Work required:
Transcribe the records below exactly as they appear.

Record extracts:
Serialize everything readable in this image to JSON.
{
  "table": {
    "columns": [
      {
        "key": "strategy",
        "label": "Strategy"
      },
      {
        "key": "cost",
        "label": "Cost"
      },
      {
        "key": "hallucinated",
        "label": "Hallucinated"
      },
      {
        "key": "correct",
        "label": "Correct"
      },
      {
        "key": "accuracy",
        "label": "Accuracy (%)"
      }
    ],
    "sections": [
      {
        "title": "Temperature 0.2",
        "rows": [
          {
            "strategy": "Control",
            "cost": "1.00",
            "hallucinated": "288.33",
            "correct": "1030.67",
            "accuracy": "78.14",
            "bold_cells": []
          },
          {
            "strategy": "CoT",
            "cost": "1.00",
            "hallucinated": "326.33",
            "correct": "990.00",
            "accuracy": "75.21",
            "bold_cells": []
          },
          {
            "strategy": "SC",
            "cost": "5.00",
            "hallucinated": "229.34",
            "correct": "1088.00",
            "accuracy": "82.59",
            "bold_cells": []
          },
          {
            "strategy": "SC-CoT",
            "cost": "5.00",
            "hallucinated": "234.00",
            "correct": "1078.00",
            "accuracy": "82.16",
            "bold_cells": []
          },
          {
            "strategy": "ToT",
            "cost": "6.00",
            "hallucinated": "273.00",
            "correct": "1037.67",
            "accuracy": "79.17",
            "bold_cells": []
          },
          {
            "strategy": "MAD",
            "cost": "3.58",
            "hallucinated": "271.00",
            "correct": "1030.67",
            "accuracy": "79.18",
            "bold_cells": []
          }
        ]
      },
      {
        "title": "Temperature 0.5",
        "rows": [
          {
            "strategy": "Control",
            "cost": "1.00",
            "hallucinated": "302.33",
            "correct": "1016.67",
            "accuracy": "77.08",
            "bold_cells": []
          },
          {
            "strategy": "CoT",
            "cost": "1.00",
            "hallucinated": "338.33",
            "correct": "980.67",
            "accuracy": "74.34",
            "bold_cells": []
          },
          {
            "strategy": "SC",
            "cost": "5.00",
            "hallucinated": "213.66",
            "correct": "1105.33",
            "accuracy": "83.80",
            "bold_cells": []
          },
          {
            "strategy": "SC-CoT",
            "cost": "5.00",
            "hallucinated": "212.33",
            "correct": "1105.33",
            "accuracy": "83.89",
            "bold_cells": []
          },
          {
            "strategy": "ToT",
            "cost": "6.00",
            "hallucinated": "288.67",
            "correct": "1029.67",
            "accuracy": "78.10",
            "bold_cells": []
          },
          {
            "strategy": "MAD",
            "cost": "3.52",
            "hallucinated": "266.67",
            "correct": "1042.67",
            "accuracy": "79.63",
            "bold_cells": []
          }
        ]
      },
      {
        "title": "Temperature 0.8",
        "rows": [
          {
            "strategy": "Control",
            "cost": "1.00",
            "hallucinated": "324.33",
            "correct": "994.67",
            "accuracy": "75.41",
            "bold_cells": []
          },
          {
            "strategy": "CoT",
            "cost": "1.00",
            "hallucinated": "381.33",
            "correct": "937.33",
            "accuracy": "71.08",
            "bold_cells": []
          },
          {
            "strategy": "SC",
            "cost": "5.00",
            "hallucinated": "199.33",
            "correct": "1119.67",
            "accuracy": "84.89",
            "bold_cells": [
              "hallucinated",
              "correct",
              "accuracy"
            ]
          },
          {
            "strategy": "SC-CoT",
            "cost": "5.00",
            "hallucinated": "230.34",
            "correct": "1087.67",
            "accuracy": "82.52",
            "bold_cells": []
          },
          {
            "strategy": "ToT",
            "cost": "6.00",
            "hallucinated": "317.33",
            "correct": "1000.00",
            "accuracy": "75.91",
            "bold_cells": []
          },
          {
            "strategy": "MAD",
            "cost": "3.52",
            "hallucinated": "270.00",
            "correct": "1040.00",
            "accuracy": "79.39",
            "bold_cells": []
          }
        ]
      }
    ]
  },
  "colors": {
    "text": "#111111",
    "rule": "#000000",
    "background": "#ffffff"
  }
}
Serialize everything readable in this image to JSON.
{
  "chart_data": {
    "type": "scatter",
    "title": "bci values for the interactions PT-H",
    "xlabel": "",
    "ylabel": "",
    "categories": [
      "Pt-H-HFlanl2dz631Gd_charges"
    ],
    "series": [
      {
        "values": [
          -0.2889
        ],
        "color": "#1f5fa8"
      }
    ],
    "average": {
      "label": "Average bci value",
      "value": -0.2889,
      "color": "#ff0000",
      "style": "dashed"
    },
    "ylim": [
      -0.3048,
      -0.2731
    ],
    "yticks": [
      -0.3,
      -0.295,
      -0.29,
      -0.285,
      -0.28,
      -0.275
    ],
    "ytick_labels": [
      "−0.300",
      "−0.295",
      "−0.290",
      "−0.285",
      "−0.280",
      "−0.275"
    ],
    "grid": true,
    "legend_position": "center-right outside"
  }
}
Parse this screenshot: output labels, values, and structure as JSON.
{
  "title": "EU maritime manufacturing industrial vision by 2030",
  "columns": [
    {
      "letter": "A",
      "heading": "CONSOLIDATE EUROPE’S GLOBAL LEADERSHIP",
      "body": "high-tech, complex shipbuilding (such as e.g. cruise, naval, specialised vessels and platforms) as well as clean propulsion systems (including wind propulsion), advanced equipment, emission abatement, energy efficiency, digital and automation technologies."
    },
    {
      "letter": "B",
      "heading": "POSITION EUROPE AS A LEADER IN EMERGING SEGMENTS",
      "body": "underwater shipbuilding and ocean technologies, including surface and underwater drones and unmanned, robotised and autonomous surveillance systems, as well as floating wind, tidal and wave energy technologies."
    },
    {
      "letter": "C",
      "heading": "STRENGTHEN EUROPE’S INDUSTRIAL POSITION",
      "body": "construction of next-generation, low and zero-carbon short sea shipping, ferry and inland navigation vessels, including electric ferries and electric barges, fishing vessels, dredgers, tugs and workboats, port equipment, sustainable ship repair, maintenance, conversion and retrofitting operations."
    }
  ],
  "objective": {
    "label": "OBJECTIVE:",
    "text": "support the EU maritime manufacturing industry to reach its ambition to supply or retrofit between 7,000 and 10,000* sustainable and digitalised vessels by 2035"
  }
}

Response below:
Serialize everything readable in this image to JSON.
{
  "table": {
    "columns": [
      {
        "key": "strategy",
        "label": "Strategy"
      },
      {
        "key": "cost",
        "label": "Cost"
      },
      {
        "key": "hallucinated",
        "label": "Hallucinated"
      },
      {
        "key": "correct",
        "label": "Correct"
      },
      {
        "key": "accuracy",
        "label": "Accuracy (%)"
      }
    ],
    "sections": [
      {
        "title": "Temperature 0.2",
        "rows": [
          {
            "strategy": "Control",
            "cost": "1.00",
            "hallucinated": "288.33",
            "correct": "1030.67",
            "accuracy": "78.14",
            "bold_cells": []
          },
          {
            "strategy": "CoT",
            "cost": "1.00",
            "hallucinated": "326.33",
            "correct": "990.00",
            "accuracy": "75.21",
            "bold_cells": []
          },
          {
            "strategy": "SC",
            "cost": "5.00",
            "hallucinated": "229.34",
            "correct": "1088.00",
            "accuracy": "82.59",
            "bold_cells": []
          },
          {
            "strategy": "SC-CoT",
            "cost": "5.00",
            "hallucinated": "234.00",
            "correct": "1078.00",
            "accuracy": "82.16",
            "bold_cells": []
          },
          {
            "strategy": "ToT",
            "cost": "6.00",
            "hallucinated": "273.00",
            "correct": "1037.67",
            "accuracy": "79.17",
            "bold_cells": []
          },
          {
            "strategy": "MAD",
            "cost": "3.58",
            "hallucinated": "271.00",
            "correct": "1030.67",
            "accuracy": "79.18",
            "bold_cells": []
          }
        ]
      },
      {
        "title": "Temperature 0.5",
        "rows": [
          {
            "strategy": "Control",
            "cost": "1.00",
            "hallucinated": "302.33",
            "correct": "1016.67",
            "accuracy": "77.08",
            "bold_cells": []
          },
          {
            "strategy": "CoT",
            "cost": "1.00",
            "hallucinated": "338.33",
            "correct": "980.67",
            "accuracy": "74.34",
            "bold_cells": []
          },
          {
            "strategy": "SC",
            "cost": "5.00",
            "hallucinated": "213.66",
            "correct": "1105.33",
            "accuracy": "83.80",
            "bold_cells": []
          },
          {
            "strategy": "SC-CoT",
            "cost": "5.00",
            "hallucinated": "212.33",
            "correct": "1105.33",
            "accuracy": "83.89",
            "bold_cells": []
          },
          {
            "strategy": "ToT",
            "cost": "6.00",
            "hallucinated": "288.67",
            "correct": "1029.67",
            "accuracy": "78.10",
            "bold_cells": []
          },
          {
            "strategy": "MAD",
            "cost": "3.52",
            "hallucinated": "266.67",
            "correct": "1042.67",
            "accuracy": "79.63",
            "bold_cells": []
          }
        ]
      },
      {
        "title": "Temperature 0.8",
        "rows": [
          {
            "strategy": "Control",
            "cost": "1.00",
            "hallucinated": "324.33",
            "correct": "994.67",
            "accuracy": "75.41",
            "bold_cells": []
          },
          {
            "strategy": "CoT",
            "cost": "1.00",
            "hallucinated": "381.33",
            "correct": "937.33",
            "accuracy": "71.08",
            "bold_cells": []
          },
          {
            "strategy": "SC",
            "cost": "5.00",
            "hallucinated": "199.33",
            "correct": "1119.67",
            "accuracy": "84.89",
            "bold_cells": [
              "hallucinated",
              "correct",
              "accuracy"
            ]
          },
          {
            "strategy": "SC-CoT",
            "cost": "5.00",
            "hallucinated": "230.34",
            "correct": "1087.67",
            "accuracy": "82.52",
            "bold_cells": []
          },
          {
            "strategy": "ToT",
            "cost": "6.00",
            "hallucinated": "317.33",
            "correct": "1000.00",
            "accuracy": "75.91",
            "bold_cells": []
          },
          {
            "strategy": "MAD",
            "cost": "3.52",
            "hallucinated": "270.00",
            "correct": "1040.00",
            "accuracy": "79.39",
            "bold_cells": []
          }
        ]
      }
    ]
  },
  "colors": {
    "text": "#111111",
    "rule": "#000000",
    "background": "#ffffff"
  }
}
Serialize everything readable in this image to JSON.
{
  "chart_data": {
    "type": "scatter",
    "title": "bci values for the interactions PT-H",
    "xlabel": "",
    "ylabel": "",
    "categories": [
      "Pt-H-HFlanl2dz631Gd_charges"
    ],
    "series": [
      {
        "values": [
          -0.2889
        ],
        "color": "#1f5fa8"
      }
    ],
    "average": {
      "label": "Average bci value",
      "value": -0.2889,
      "color": "#ff0000",
      "style": "dashed"
    },
    "ylim": [
      -0.3048,
      -0.2731
    ],
    "yticks": [
      -0.3,
      -0.295,
      -0.29,
      -0.285,
      -0.28,
      -0.275
    ],
    "ytick_labels": [
      "−0.300",
      "−0.295",
      "−0.290",
      "−0.285",
      "−0.280",
      "−0.275"
    ],
    "grid": true,
    "legend_position": "center-right outside"
  }
}
Parse this screenshot: output labels, values, and structure as JSON.
{
  "title": "EU maritime manufacturing industrial vision by 2030",
  "columns": [
    {
      "letter": "A",
      "heading": "CONSOLIDATE EUROPE’S GLOBAL LEADERSHIP",
      "body": "high-tech, complex shipbuilding (such as e.g. cruise, naval, specialised vessels and platforms) as well as clean propulsion systems (including wind propulsion), advanced equipment, emission abatement, energy efficiency, digital and automation technologies."
    },
    {
      "letter": "B",
      "heading": "POSITION EUROPE AS A LEADER IN EMERGING SEGMENTS",
      "body": "underwater shipbuilding and ocean technologies, including surface and underwater drones and unmanned, robotised and autonomous surveillance systems, as well as floating wind, tidal and wave energy technologies."
    },
    {
      "letter": "C",
      "heading": "STRENGTHEN EUROPE’S INDUSTRIAL POSITION",
      "body": "construction of next-generation, low and zero-carbon short sea shipping, ferry and inland navigation vessels, including electric ferries and electric barges, fishing vessels, dredgers, tugs and workboats, port equipment, sustainable ship repair, maintenance, conversion and retrofitting operations."
    }
  ],
  "objective": {
    "label": "OBJECTIVE:",
    "text": "support the EU maritime manufacturing industry to reach its ambition to supply or retrofit between 7,000 and 10,000* sustainable and digitalised vessels by 2035"
  }
}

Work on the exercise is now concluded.